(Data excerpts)
◆ ◆ ◆
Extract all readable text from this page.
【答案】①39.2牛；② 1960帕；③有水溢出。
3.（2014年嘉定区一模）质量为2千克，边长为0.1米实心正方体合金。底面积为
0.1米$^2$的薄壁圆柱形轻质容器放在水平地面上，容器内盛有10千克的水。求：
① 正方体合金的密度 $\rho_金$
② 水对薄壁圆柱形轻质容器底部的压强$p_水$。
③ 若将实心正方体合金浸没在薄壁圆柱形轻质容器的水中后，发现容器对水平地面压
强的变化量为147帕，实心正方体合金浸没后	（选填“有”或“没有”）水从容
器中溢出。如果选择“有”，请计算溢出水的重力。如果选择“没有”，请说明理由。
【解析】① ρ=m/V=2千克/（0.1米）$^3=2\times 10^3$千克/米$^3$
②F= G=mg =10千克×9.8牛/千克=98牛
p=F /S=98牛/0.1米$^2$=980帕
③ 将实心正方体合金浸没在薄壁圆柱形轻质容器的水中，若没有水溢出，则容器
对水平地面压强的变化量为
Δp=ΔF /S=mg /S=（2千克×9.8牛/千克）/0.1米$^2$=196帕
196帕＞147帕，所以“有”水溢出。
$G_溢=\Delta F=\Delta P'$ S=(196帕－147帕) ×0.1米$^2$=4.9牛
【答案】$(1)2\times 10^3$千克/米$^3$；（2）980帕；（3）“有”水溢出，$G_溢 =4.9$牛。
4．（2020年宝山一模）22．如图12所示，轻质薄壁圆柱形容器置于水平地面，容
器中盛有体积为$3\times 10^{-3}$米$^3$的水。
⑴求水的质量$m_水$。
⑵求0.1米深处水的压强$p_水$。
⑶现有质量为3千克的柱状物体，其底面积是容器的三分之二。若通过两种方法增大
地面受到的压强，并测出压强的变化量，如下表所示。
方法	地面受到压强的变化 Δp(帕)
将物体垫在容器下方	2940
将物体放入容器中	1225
◆ ◆ ◆
» Requirement
Repeat the records above exactly.

» Result
Extract all readable text from this page.
【答案】①39.2牛；② 1960帕；③有水溢出。
3.（2014年嘉定区一模）质量为2千克，边长为0.1米实心正方体合金。底面积为
0.1米$^2$的薄壁圆柱形轻质容器放在水平地面上，容器内盛有10千克的水。求：
① 正方体合金的密度 $\rho_金$
② 水对薄壁圆柱形轻质容器底部的压强$p_水$。
③ 若将实心正方体合金浸没在薄壁圆柱形轻质容器的水中后，发现容器对水平地面压
强的变化量为147帕，实心正方体合金浸没后	（选填“有”或“没有”）水从容
器中溢出。如果选择“有”，请计算溢出水的重力。如果选择“没有”，请说明理由。
【解析】① ρ=m/V=2千克/（0.1米）$^3=2\times 10^3$千克/米$^3$
②F= G=mg =10千克×9.8牛/千克=98牛
p=F /S=98牛/0.1米$^2$=980帕
③ 将实心正方体合金浸没在薄壁圆柱形轻质容器的水中，若没有水溢出，则容器
对水平地面压强的变化量为
Δp=ΔF /S=mg /S=（2千克×9.8牛/千克）/0.1米$^2$=196帕
196帕＞147帕，所以“有”水溢出。
$G_溢=\Delta F=\Delta P'$ S=(196帕－147帕) ×0.1米$^2$=4.9牛
【答案】$(1)2\times 10^3$千克/米$^3$；（2）980帕；（3）“有”水溢出，$G_溢 =4.9$牛。
4．（2020年宝山一模）22．如图12所示，轻质薄壁圆柱形容器置于水平地面，容
器中盛有体积为$3\times 10^{-3}$米$^3$的水。
⑴求水的质量$m_水$。
⑵求0.1米深处水的压强$p_水$。
⑶现有质量为3千克的柱状物体，其底面积是容器的三分之二。若通过两种方法增大
地面受到的压强，并测出压强的变化量，如下表所示。
方法	地面受到压强的变化 Δp(帕)
将物体垫在容器下方	2940
将物体放入容器中	1225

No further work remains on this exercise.